**Exercise instructions**
Keep the pictures out and restate every record exactly.

--- START Stored rows ---

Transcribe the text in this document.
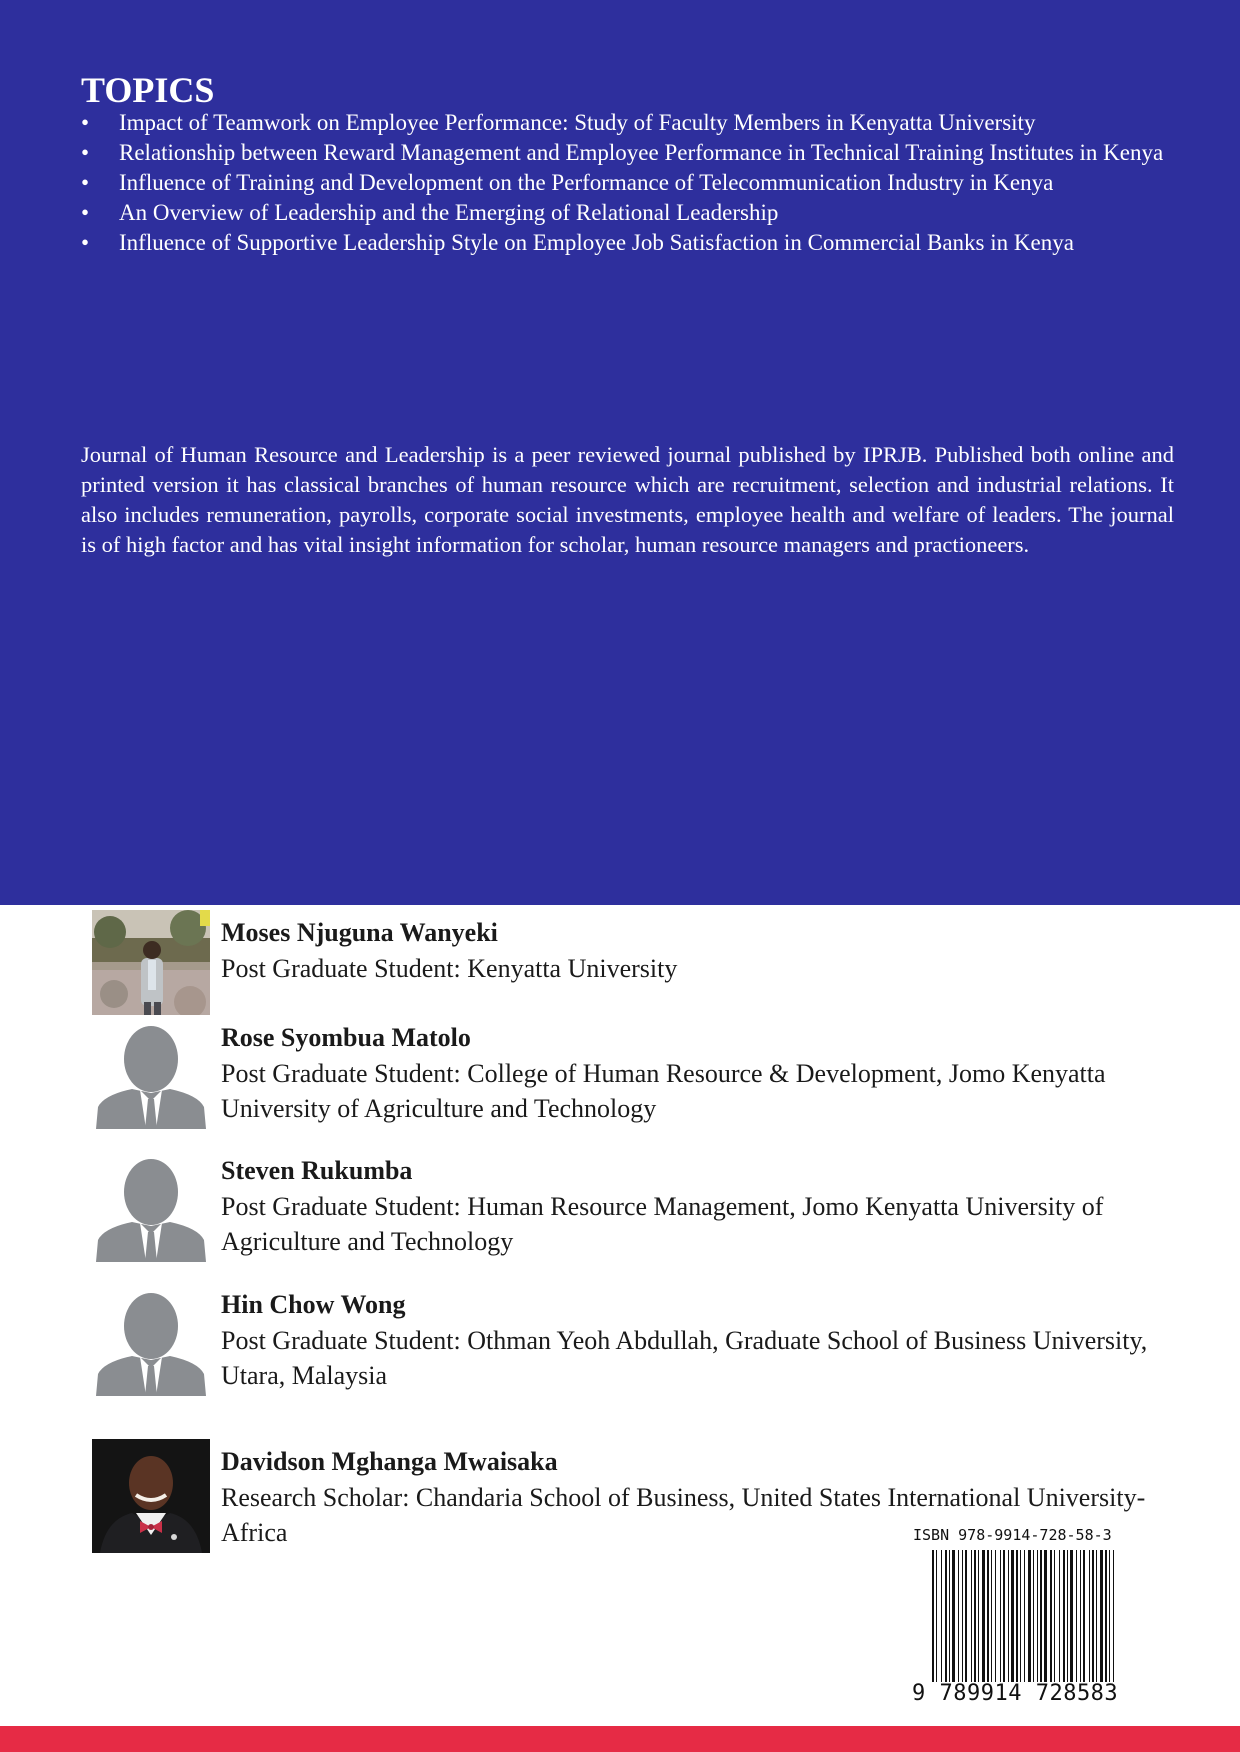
TOPICS
•	Impact of Teamwork on Employee Performance: Study of Faculty Members in Kenyatta University
•	Relationship between Reward Management and Employee Performance in Technical Training Institutes in Kenya
•	Influence of Training and Development on the Performance of Telecommunication Industry in Kenya
•	An Overview of Leadership and the Emerging of Relational Leadership
•	Influence of Supportive Leadership Style on Employee Job Satisfaction in Commercial Banks in Kenya

Journal of Human Resource and Leadership is a peer reviewed journal published by IPRJB. Published both online and printed version it has classical branches of human resource which are recruitment, selection and industrial relations. It also includes remuneration, payrolls, corporate social investments, employee health and welfare of leaders. The journal is of high factor and has vital insight information for scholar, human resource managers and practioneers.

Moses Njuguna Wanyeki

Post Graduate Student: Kenyatta University

Rose Syombua Matolo

Post Graduate Student: College of Human Resource & Development, Jomo Kenyatta University of Agriculture and Technology

Steven Rukumba

Post Graduate Student: Human Resource Management, Jomo Kenyatta University of Agriculture and Technology

Hin Chow Wong

Post Graduate Student: Othman Yeoh Abdullah, Graduate School of Business University, Utara, Malaysia

Davidson Mghanga Mwaisaka

Research Scholar: Chandaria School of Business, United States International University-Africa	ISBN 978-9914-728-58-3

9 789914 728583
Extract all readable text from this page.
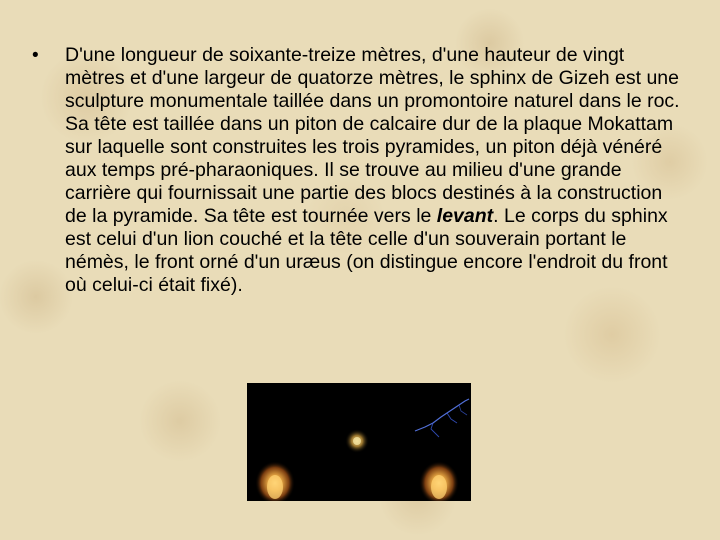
•	D'une longueur de soixante-treize mètres, d'une hauteur de vingt mètres et d'une largeur de quatorze mètres, le sphinx de Gizeh est une sculpture monumentale taillée dans un promontoire naturel dans le roc. Sa tête est taillée dans un piton de calcaire dur de la plaque Mokattam sur laquelle sont construites les trois pyramides, un piton déjà vénéré aux temps pré-pharaoniques. Il se trouve au milieu d'une grande carrière qui fournissait une partie des blocs destinés à la construction de la pyramide. Sa tête est tournée vers le levant. Le corps du sphinx est celui d'un lion couché et la tête celle d'un souverain portant le némès, le front orné d'un uræus (on distingue encore l'endroit du front où celui-ci était fixé).
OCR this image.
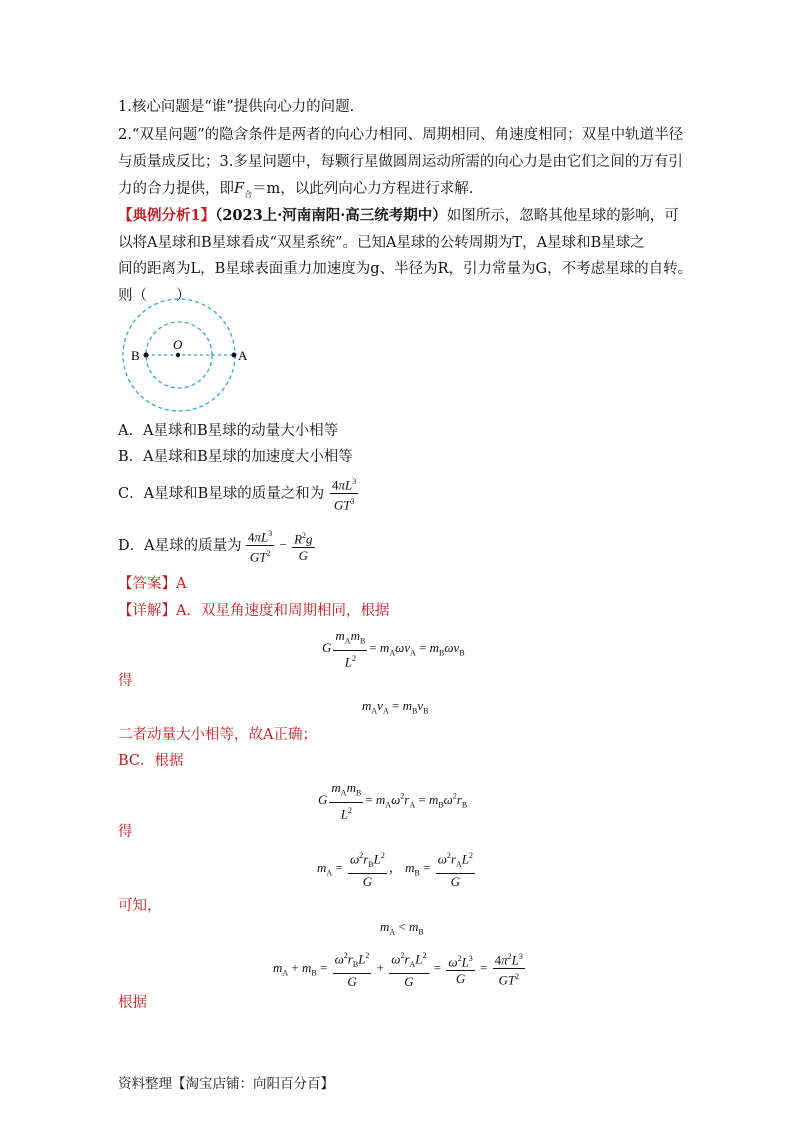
1.核心问题是“谁”提供向心力的问题.
2.“双星问题”的隐含条件是两者的向心力相同、周期相同、角速度相同；双星中轨道半径
与质量成反比；3.多星问题中，每颗行星做圆周运动所需的向心力是由它们之间的万有引
力的合力提供，即$F_合=m$，以此列向心力方程进行求解.
【典例分析1】（2023上·河南南阳·高三统考期中）如图所示，忽略其他星球的影响，可
以将A星球和B星球看成“双星系统”。已知A星球的公转周期为T，A星球和B星球之
间的距离为L，B星球表面重力加速度为g、半径为R，引力常量为G，不考虑星球的自转。
则（　　）
B
O
A
A．A星球和B星球的动量大小相等
B．A星球和B星球的加速度大小相等
C．A星球和B星球的质量之和为 $\frac{4\pi L^3}{GT^3}$
D．A星球的质量为 $\frac{4\pi L^3}{GT^2} - \frac{R^2g}{G}$
【答案】A
【详解】A．双星角速度和周期相同，根据
G $\frac{m_Am_B}{L^2} = m_A\omega v_A = m_B\omega v_B$
得
$m_Av_A = m_Bv_B$
二者动量大小相等，故A正确；
BC．根据
G $\frac{m_Am_B}{L^2} = m_A\omega^2r_A = m_B\omega^2r_B$
得
$m_A = \frac{\omega^2r_BL^2}{G}$ ， $m_B = \frac{\omega^2r_AL^2}{G}$
可知，
$m_A < m_B$
$m_A + m_B = \frac{\omega^2r_BL^2}{G} + \frac{\omega^2r_AL^2}{G} = \frac{\omega^2L^3}{G} = \frac{4\pi^2L^3}{GT^2}$
根据
资料整理【淘宝店铺：向阳百分百】
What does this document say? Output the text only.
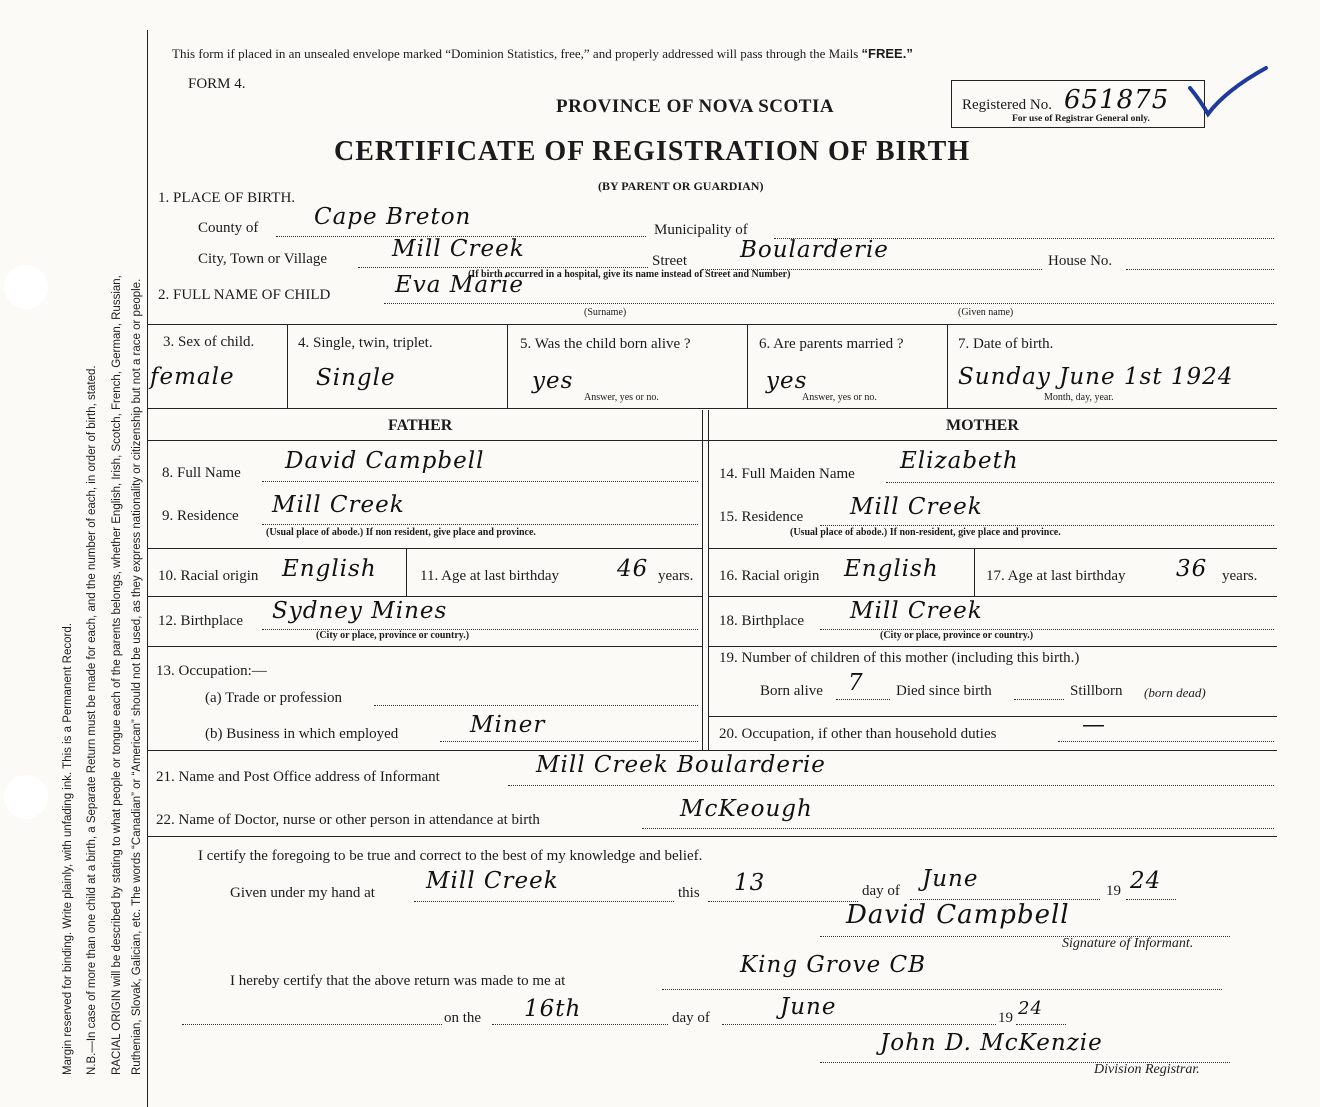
Margin reserved for binding. Write plainly, with unfading ink. This is a Permanent Record. N.B.—In case of more than one child at a birth, a Separate Return must be made for each, and the number of each, in order of birth, stated. RACIAL ORIGIN will be described by stating to what people or tongue each of the parents belongs, whether English, Irish, Scotch, French, German, Russian, Ruthenian, Slovak, Galician, etc. The words “Canadian” or “American” should not be used, as they express nationality or citizenship but not a race or people.
This form if placed in an unsealed envelope marked “Dominion Statistics, free,” and properly addressed will pass through the Mails “FREE.”
FORM 4.
PROVINCE OF NOVA SCOTIA
CERTIFICATE OF REGISTRATION OF BIRTH
(BY PARENT OR GUARDIAN)
Registered No. 651875
For use of Registrar General only.
1. PLACE OF BIRTH.
County of Cape Breton	Municipality of
City, Town or Village	Mill Creek	Street Boularderie	House No.
(If birth occurred in a hospital, give its name instead of Street and Number)
2. FULL NAME OF CHILD	Eva Marie
(Surname)	(Given name)
3. Sex of child.
female
4. Single, twin, triplet.
Single
5. Was the child born alive ?
yes
Answer, yes or no.
6. Are parents married ?
yes
Answer, yes or no.
7. Date of birth.
Sunday June 1st 1924
Month, day, year.
FATHER	MOTHER
8. Full Name David Campbell
9. Residence Mill Creek
(Usual place of abode.) If non resident, give place and province.
10. Racial origin English	11. Age at last birthday	46 years.
12. Birthplace Sydney Mines
(City or place, province or country.)
13. Occupation:—
(a) Trade or profession
(b) Business in which employed	Miner
14. Full Maiden Name Elizabeth
15. Residence Mill Creek
(Usual place of abode.) If non-resident, give place and province.
16. Racial origin English	17. Age at last birthday 36 years.
18. Birthplace Mill Creek
(City or place, province or country.)
19. Number of children of this mother (including this birth.)
Born alive 7 Died since birth	Stillborn (born dead)
20. Occupation, if other than household duties	—
21. Name and Post Office address of Informant	Mill Creek Boularderie
22. Name of Doctor, nurse or other person in attendance at birth	McKeough
I certify the foregoing to be true and correct to the best of my knowledge and belief.
Given under my hand at Mill Creek	this 13	day of June	19 24
David Campbell
Signature of Informant.
I hereby certify that the above return was made to me at
King Grove CB
on the 16th	day of	June	19 24
John D. McKenzie
Division Registrar.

--- END Stored rows ---

**Full answer**
Transcribe the text in this document.
TOPICS
•	Impact of Teamwork on Employee Performance: Study of Faculty Members in Kenyatta University
•	Relationship between Reward Management and Employee Performance in Technical Training Institutes in Kenya
•	Influence of Training and Development on the Performance of Telecommunication Industry in Kenya
•	An Overview of Leadership and the Emerging of Relational Leadership
•	Influence of Supportive Leadership Style on Employee Job Satisfaction in Commercial Banks in Kenya

Journal of Human Resource and Leadership is a peer reviewed journal published by IPRJB. Published both online and printed version it has classical branches of human resource which are recruitment, selection and industrial relations. It also includes remuneration, payrolls, corporate social investments, employee health and welfare of leaders. The journal is of high factor and has vital insight information for scholar, human resource managers and practioneers.

Moses Njuguna Wanyeki

Post Graduate Student: Kenyatta University

Rose Syombua Matolo

Post Graduate Student: College of Human Resource & Development, Jomo Kenyatta University of Agriculture and Technology

Steven Rukumba

Post Graduate Student: Human Resource Management, Jomo Kenyatta University of Agriculture and Technology

Hin Chow Wong

Post Graduate Student: Othman Yeoh Abdullah, Graduate School of Business University, Utara, Malaysia

Davidson Mghanga Mwaisaka

Research Scholar: Chandaria School of Business, United States International University-Africa	ISBN 978-9914-728-58-3

9 789914 728583
Extract all readable text from this page.
•	D'une longueur de soixante-treize mètres, d'une hauteur de vingt mètres et d'une largeur de quatorze mètres, le sphinx de Gizeh est une sculpture monumentale taillée dans un promontoire naturel dans le roc. Sa tête est taillée dans un piton de calcaire dur de la plaque Mokattam sur laquelle sont construites les trois pyramides, un piton déjà vénéré aux temps pré-pharaoniques. Il se trouve au milieu d'une grande carrière qui fournissait une partie des blocs destinés à la construction de la pyramide. Sa tête est tournée vers le levant. Le corps du sphinx est celui d'un lion couché et la tête celle d'un souverain portant le némès, le front orné d'un uræus (on distingue encore l'endroit du front où celui-ci était fixé).
OCR this image.
1.核心问题是“谁”提供向心力的问题.
2.“双星问题”的隐含条件是两者的向心力相同、周期相同、角速度相同；双星中轨道半径
与质量成反比；3.多星问题中，每颗行星做圆周运动所需的向心力是由它们之间的万有引
力的合力提供，即$F_合=m$，以此列向心力方程进行求解.
【典例分析1】（2023上·河南南阳·高三统考期中）如图所示，忽略其他星球的影响，可
以将A星球和B星球看成“双星系统”。已知A星球的公转周期为T，A星球和B星球之
间的距离为L，B星球表面重力加速度为g、半径为R，引力常量为G，不考虑星球的自转。
则（　　）
B
O
A
A．A星球和B星球的动量大小相等
B．A星球和B星球的加速度大小相等
C．A星球和B星球的质量之和为 $\frac{4\pi L^3}{GT^3}$
D．A星球的质量为 $\frac{4\pi L^3}{GT^2} - \frac{R^2g}{G}$
【答案】A
【详解】A．双星角速度和周期相同，根据
G $\frac{m_Am_B}{L^2} = m_A\omega v_A = m_B\omega v_B$
得
$m_Av_A = m_Bv_B$
二者动量大小相等，故A正确；
BC．根据
G $\frac{m_Am_B}{L^2} = m_A\omega^2r_A = m_B\omega^2r_B$
得
$m_A = \frac{\omega^2r_BL^2}{G}$ ， $m_B = \frac{\omega^2r_AL^2}{G}$
可知，
$m_A < m_B$
$m_A + m_B = \frac{\omega^2r_BL^2}{G} + \frac{\omega^2r_AL^2}{G} = \frac{\omega^2L^3}{G} = \frac{4\pi^2L^3}{GT^2}$
根据
资料整理【淘宝店铺：向阳百分百】
What does this document say? Output the text only.
Margin reserved for binding. Write plainly, with unfading ink. This is a Permanent Record. N.B.—In case of more than one child at a birth, a Separate Return must be made for each, and the number of each, in order of birth, stated. RACIAL ORIGIN will be described by stating to what people or tongue each of the parents belongs, whether English, Irish, Scotch, French, German, Russian, Ruthenian, Slovak, Galician, etc. The words “Canadian” or “American” should not be used, as they express nationality or citizenship but not a race or people.
This form if placed in an unsealed envelope marked “Dominion Statistics, free,” and properly addressed will pass through the Mails “FREE.”
FORM 4.
PROVINCE OF NOVA SCOTIA
CERTIFICATE OF REGISTRATION OF BIRTH
(BY PARENT OR GUARDIAN)
Registered No. 651875
For use of Registrar General only.
1. PLACE OF BIRTH.
County of Cape Breton	Municipality of
City, Town or Village	Mill Creek	Street Boularderie	House No.
(If birth occurred in a hospital, give its name instead of Street and Number)
2. FULL NAME OF CHILD	Eva Marie
(Surname)	(Given name)
3. Sex of child.
female
4. Single, twin, triplet.
Single
5. Was the child born alive ?
yes
Answer, yes or no.
6. Are parents married ?
yes
Answer, yes or no.
7. Date of birth.
Sunday June 1st 1924
Month, day, year.
FATHER	MOTHER
8. Full Name David Campbell
9. Residence Mill Creek
(Usual place of abode.) If non resident, give place and province.
10. Racial origin English	11. Age at last birthday	46 years.
12. Birthplace Sydney Mines
(City or place, province or country.)
13. Occupation:—
(a) Trade or profession
(b) Business in which employed	Miner
14. Full Maiden Name Elizabeth
15. Residence Mill Creek
(Usual place of abode.) If non-resident, give place and province.
16. Racial origin English	17. Age at last birthday 36 years.
18. Birthplace Mill Creek
(City or place, province or country.)
19. Number of children of this mother (including this birth.)
Born alive 7 Died since birth	Stillborn (born dead)
20. Occupation, if other than household duties	—
21. Name and Post Office address of Informant	Mill Creek Boularderie
22. Name of Doctor, nurse or other person in attendance at birth	McKeough
I certify the foregoing to be true and correct to the best of my knowledge and belief.
Given under my hand at Mill Creek	this 13	day of June	19 24
David Campbell
Signature of Informant.
I hereby certify that the above return was made to me at
King Grove CB
on the 16th	day of	June	19 24
John D. McKenzie
Division Registrar.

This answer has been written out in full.